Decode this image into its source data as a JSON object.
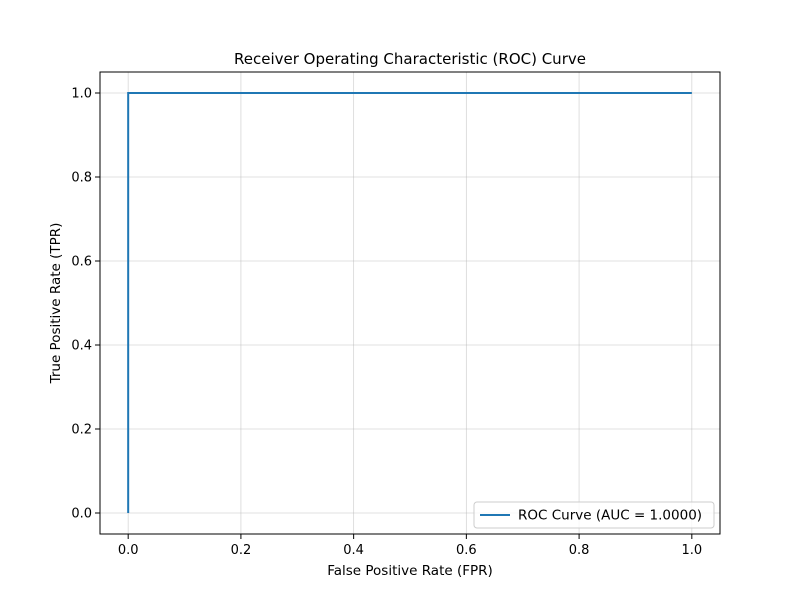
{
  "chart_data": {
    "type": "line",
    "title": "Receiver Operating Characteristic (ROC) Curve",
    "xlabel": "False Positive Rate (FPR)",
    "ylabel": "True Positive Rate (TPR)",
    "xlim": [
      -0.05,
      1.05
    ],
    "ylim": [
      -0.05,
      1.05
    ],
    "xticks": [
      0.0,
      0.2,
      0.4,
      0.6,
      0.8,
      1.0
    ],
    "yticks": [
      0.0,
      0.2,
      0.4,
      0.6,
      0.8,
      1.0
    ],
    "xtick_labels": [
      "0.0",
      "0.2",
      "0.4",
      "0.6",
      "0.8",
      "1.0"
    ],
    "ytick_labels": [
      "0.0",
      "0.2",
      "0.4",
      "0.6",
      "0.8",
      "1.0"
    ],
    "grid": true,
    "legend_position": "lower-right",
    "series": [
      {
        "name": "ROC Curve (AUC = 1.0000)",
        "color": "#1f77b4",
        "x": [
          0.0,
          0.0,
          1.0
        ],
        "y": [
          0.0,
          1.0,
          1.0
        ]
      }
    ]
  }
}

+ + + +

- [EXERCISE DETAILS]: Compute the number of lines above that contain the string "Curve". Reply with that value only.

- [TASK OUTPUT]: 2